- _Requirement_
Repeat each entry as written and leave the images out of the copy.

## Begin The data

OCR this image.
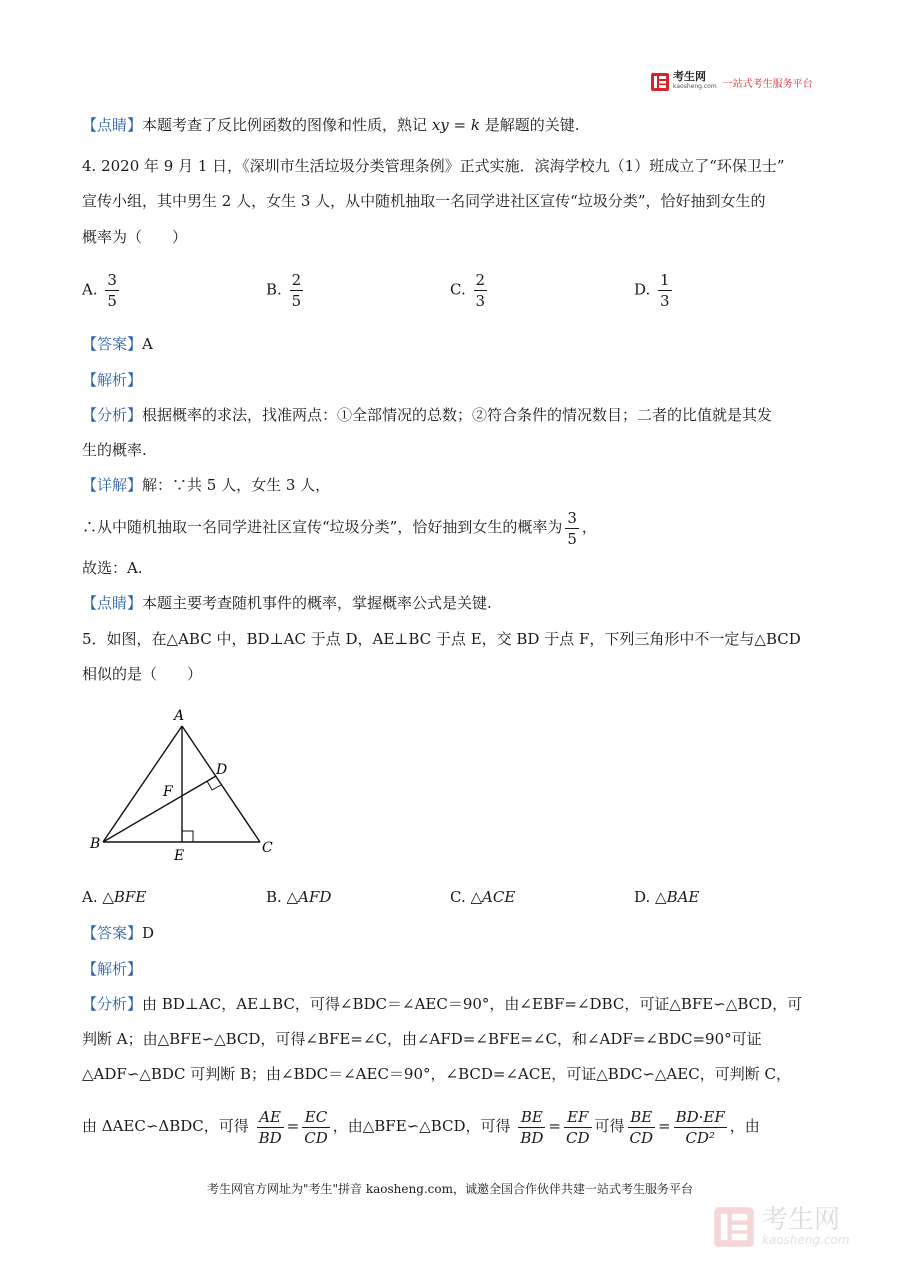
考生网
kaosheng.com 一站式考生服务平台
【点睛】本题考查了反比例函数的图像和性质，熟记 xy = k 是解题的关键.
4. 2020 年 9 月 1 日，《深圳市生活垃圾分类管理条例》正式实施．滨海学校九（1）班成立了“环保卫士”
宣传小组，其中男生 2 人，女生 3 人，从中随机抽取一名同学进社区宣传“垃圾分类”，恰好抽到女生的
概率为（　　）
A. $\frac{3}{5}$	B. $\frac{2}{5}$	C. $\frac{2}{3}$	D. $\frac{1}{3}$
【答案】A
【解析】
【分析】根据概率的求法，找准两点：①全部情况的总数；②符合条件的情况数目；二者的比值就是其发
生的概率.
【详解】解：∵共 5 人，女生 3 人，
∴从中随机抽取一名同学进社区宣传“垃圾分类”，恰好抽到女生的概率为 $\frac{3}{5}$ ，
故选：A.
【点睛】本题主要考查随机事件的概率，掌握概率公式是关键.
5．如图，在△ABC 中，BD⊥AC 于点 D，AE⊥BC 于点 E，交 BD 于点 F，下列三角形中不一定与△BCD
相似的是（　　）
A
B	C
D
E
F
A. △BFE	B. △AFD	C. △ACE	D. △BAE
【答案】D
【解析】
【分析】由 BD⊥AC，AE⊥BC，可得∠BDC＝∠AEC＝90°，由∠EBF=∠DBC，可证△BFE∽△BCD，可
判断 A；由△BFE∽△BCD，可得∠BFE=∠C，由∠AFD=∠BFE=∠C，和∠ADF=∠BDC=90°可证
△ADF∽△BDC 可判断 B；由∠BDC＝∠AEC＝90°，∠BCD=∠ACE，可证△BDC∽△AEC，可判断 C，
由 ΔAEC∽ΔBDC，可得 $\frac{AE}{BD} = \frac{EC}{CD}$ ，由△BFE∽△BCD，可得 $\frac{BE}{BD} = \frac{EF}{CD}$ 可得 $\frac{BE}{CD} = \frac{BD\cdot EF}{\text{CD²}}$ ，由
考生网官方网址为"考生"拼音 kaosheng.com，诚邀全国合作伙伴共建一站式考生服务平台
考生网
kaosheng.com
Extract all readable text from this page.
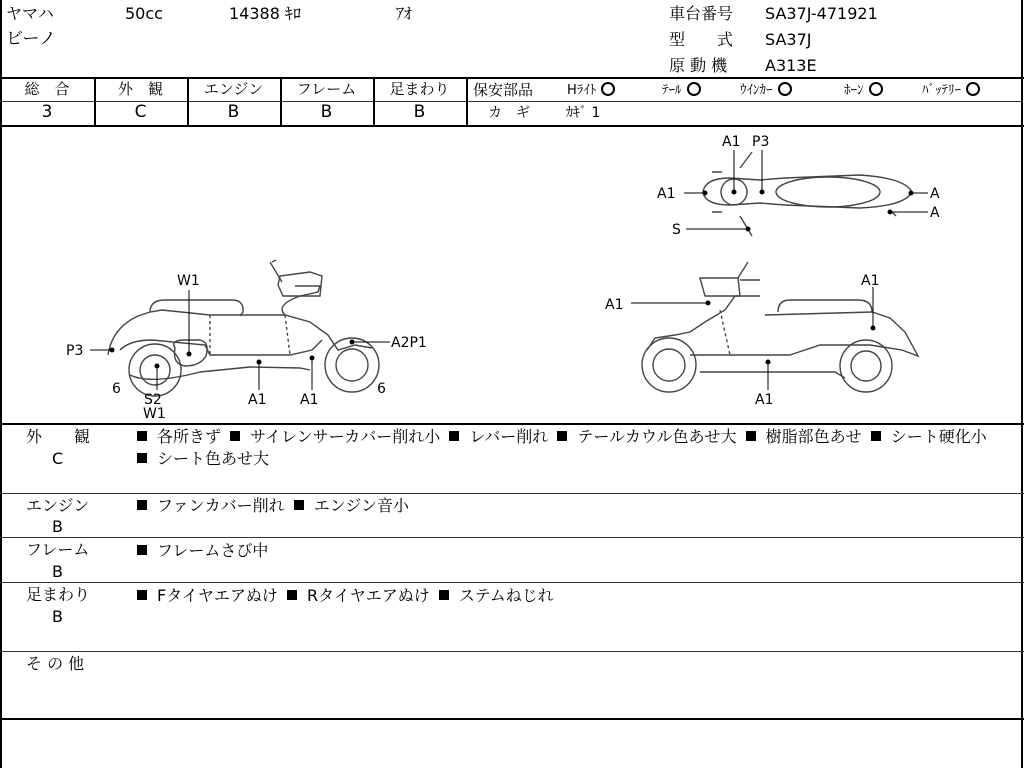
ヤマハ	50cc	14388 ｷﾛ	ｱｵ
ビーノ
車台番号 SA37J-471921
型　　式 SA37J
原 動 機 A313E
総　合
3
外　観
C
エンジン
B
フレーム
B
足まわり
B
保安部品	Hﾗｲﾄ	ﾃｰﾙ	ｳｲﾝｶｰ	ﾎｰﾝ	ﾊﾞｯﾃﾘｰ
カ　ギ	ｶｷﾞ 1
W1
P3
6
S2
W1
A1 A1
A2P1
6
A1 P3
A1	A
A
S
A1
A1
A1
外　　観
C
各所きず サイレンサーカバー削れ小 レバー削れ テールカウル色あせ大 樹脂部色あせ シート硬化小 シート色あせ大
エンジン
B
ファンカバー削れ エンジン音小
フレーム
B
フレームさび中
足まわり
B
Fタイヤエアぬけ Rタイヤエアぬけ ステムねじれ
そ の 他
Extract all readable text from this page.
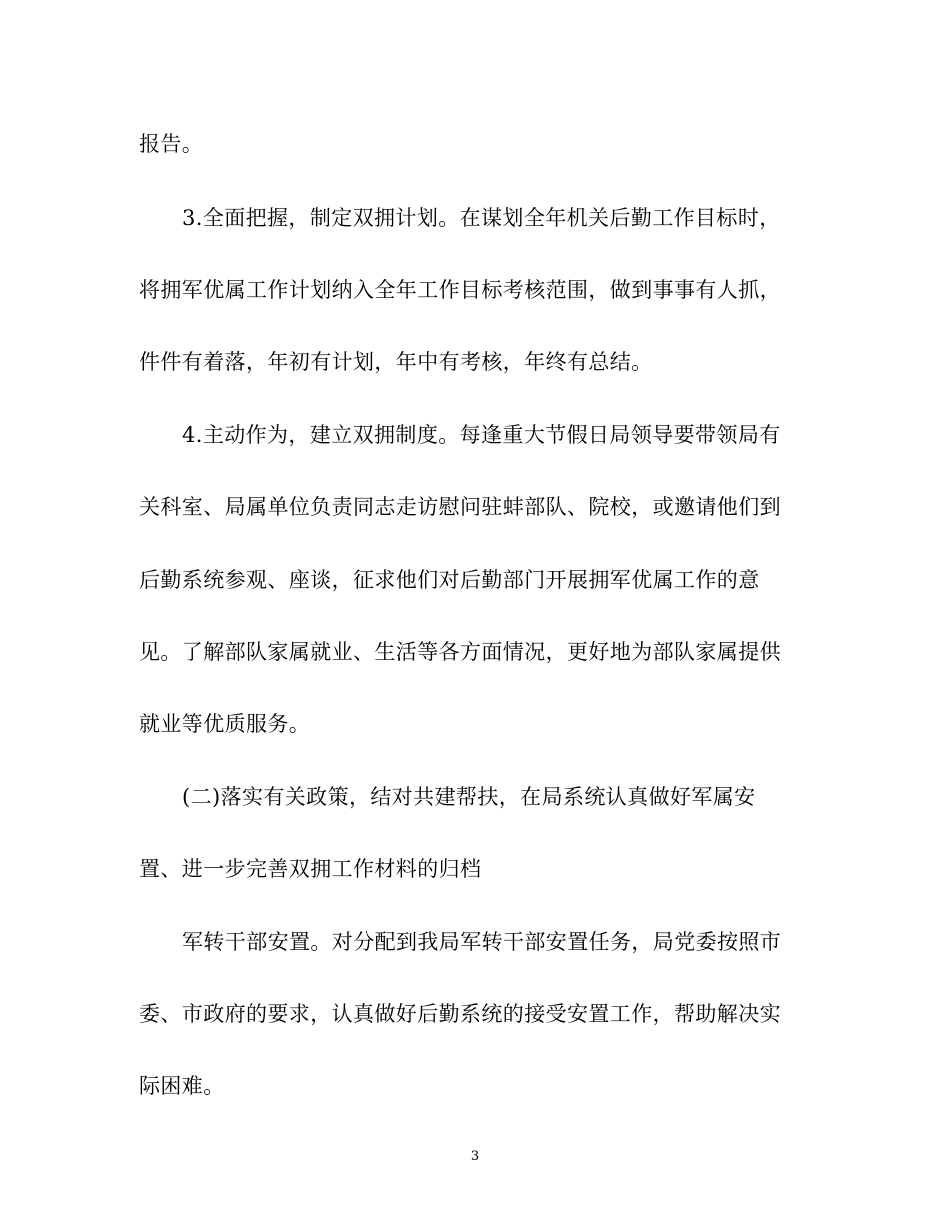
报告。
3.全面把握，制定双拥计划。在谋划全年机关后勤工作目标时，
将拥军优属工作计划纳入全年工作目标考核范围，做到事事有人抓，
件件有着落，年初有计划，年中有考核，年终有总结。
4.主动作为，建立双拥制度。每逢重大节假日局领导要带领局有
关科室、局属单位负责同志走访慰问驻蚌部队、院校，或邀请他们到
后勤系统参观、座谈，征求他们对后勤部门开展拥军优属工作的意
见。了解部队家属就业、生活等各方面情况，更好地为部队家属提供
就业等优质服务。
(二)落实有关政策，结对共建帮扶，在局系统认真做好军属安
置、进一步完善双拥工作材料的归档
军转干部安置。对分配到我局军转干部安置任务，局党委按照市
委、市政府的要求，认真做好后勤系统的接受安置工作，帮助解决实
际困难。
3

## End The data

- _Response to this task_
OCR this image.
考生网
kaosheng.com 一站式考生服务平台
【点睛】本题考查了反比例函数的图像和性质，熟记 xy = k 是解题的关键.
4. 2020 年 9 月 1 日，《深圳市生活垃圾分类管理条例》正式实施．滨海学校九（1）班成立了“环保卫士”
宣传小组，其中男生 2 人，女生 3 人，从中随机抽取一名同学进社区宣传“垃圾分类”，恰好抽到女生的
概率为（　　）
A. $\frac{3}{5}$	B. $\frac{2}{5}$	C. $\frac{2}{3}$	D. $\frac{1}{3}$
【答案】A
【解析】
【分析】根据概率的求法，找准两点：①全部情况的总数；②符合条件的情况数目；二者的比值就是其发
生的概率.
【详解】解：∵共 5 人，女生 3 人，
∴从中随机抽取一名同学进社区宣传“垃圾分类”，恰好抽到女生的概率为 $\frac{3}{5}$ ，
故选：A.
【点睛】本题主要考查随机事件的概率，掌握概率公式是关键.
5．如图，在△ABC 中，BD⊥AC 于点 D，AE⊥BC 于点 E，交 BD 于点 F，下列三角形中不一定与△BCD
相似的是（　　）
A
B	C
D
E
F
A. △BFE	B. △AFD	C. △ACE	D. △BAE
【答案】D
【解析】
【分析】由 BD⊥AC，AE⊥BC，可得∠BDC＝∠AEC＝90°，由∠EBF=∠DBC，可证△BFE∽△BCD，可
判断 A；由△BFE∽△BCD，可得∠BFE=∠C，由∠AFD=∠BFE=∠C，和∠ADF=∠BDC=90°可证
△ADF∽△BDC 可判断 B；由∠BDC＝∠AEC＝90°，∠BCD=∠ACE，可证△BDC∽△AEC，可判断 C，
由 ΔAEC∽ΔBDC，可得 $\frac{AE}{BD} = \frac{EC}{CD}$ ，由△BFE∽△BCD，可得 $\frac{BE}{BD} = \frac{EF}{CD}$ 可得 $\frac{BE}{CD} = \frac{BD\cdot EF}{\text{CD²}}$ ，由
考生网官方网址为"考生"拼音 kaosheng.com，诚邀全国合作伙伴共建一站式考生服务平台
考生网
kaosheng.com
Extract all readable text from this page.
ヤマハ	50cc	14388 ｷﾛ	ｱｵ
ビーノ
車台番号 SA37J-471921
型　　式 SA37J
原 動 機 A313E
総　合
3
外　観
C
エンジン
B
フレーム
B
足まわり
B
保安部品	Hﾗｲﾄ	ﾃｰﾙ	ｳｲﾝｶｰ	ﾎｰﾝ	ﾊﾞｯﾃﾘｰ
カ　ギ	ｶｷﾞ 1
W1
P3
6
S2
W1
A1 A1
A2P1
6
A1 P3
A1	A
A
S
A1
A1
A1
外　　観
C
各所きず サイレンサーカバー削れ小 レバー削れ テールカウル色あせ大 樹脂部色あせ シート硬化小 シート色あせ大
エンジン
B
ファンカバー削れ エンジン音小
フレーム
B
フレームさび中
足まわり
B
Fタイヤエアぬけ Rタイヤエアぬけ ステムねじれ
そ の 他
Extract all readable text from this page.
报告。
3.全面把握，制定双拥计划。在谋划全年机关后勤工作目标时，
将拥军优属工作计划纳入全年工作目标考核范围，做到事事有人抓，
件件有着落，年初有计划，年中有考核，年终有总结。
4.主动作为，建立双拥制度。每逢重大节假日局领导要带领局有
关科室、局属单位负责同志走访慰问驻蚌部队、院校，或邀请他们到
后勤系统参观、座谈，征求他们对后勤部门开展拥军优属工作的意
见。了解部队家属就业、生活等各方面情况，更好地为部队家属提供
就业等优质服务。
(二)落实有关政策，结对共建帮扶，在局系统认真做好军属安
置、进一步完善双拥工作材料的归档
军转干部安置。对分配到我局军转干部安置任务，局党委按照市
委、市政府的要求，认真做好后勤系统的接受安置工作，帮助解决实
际困难。
3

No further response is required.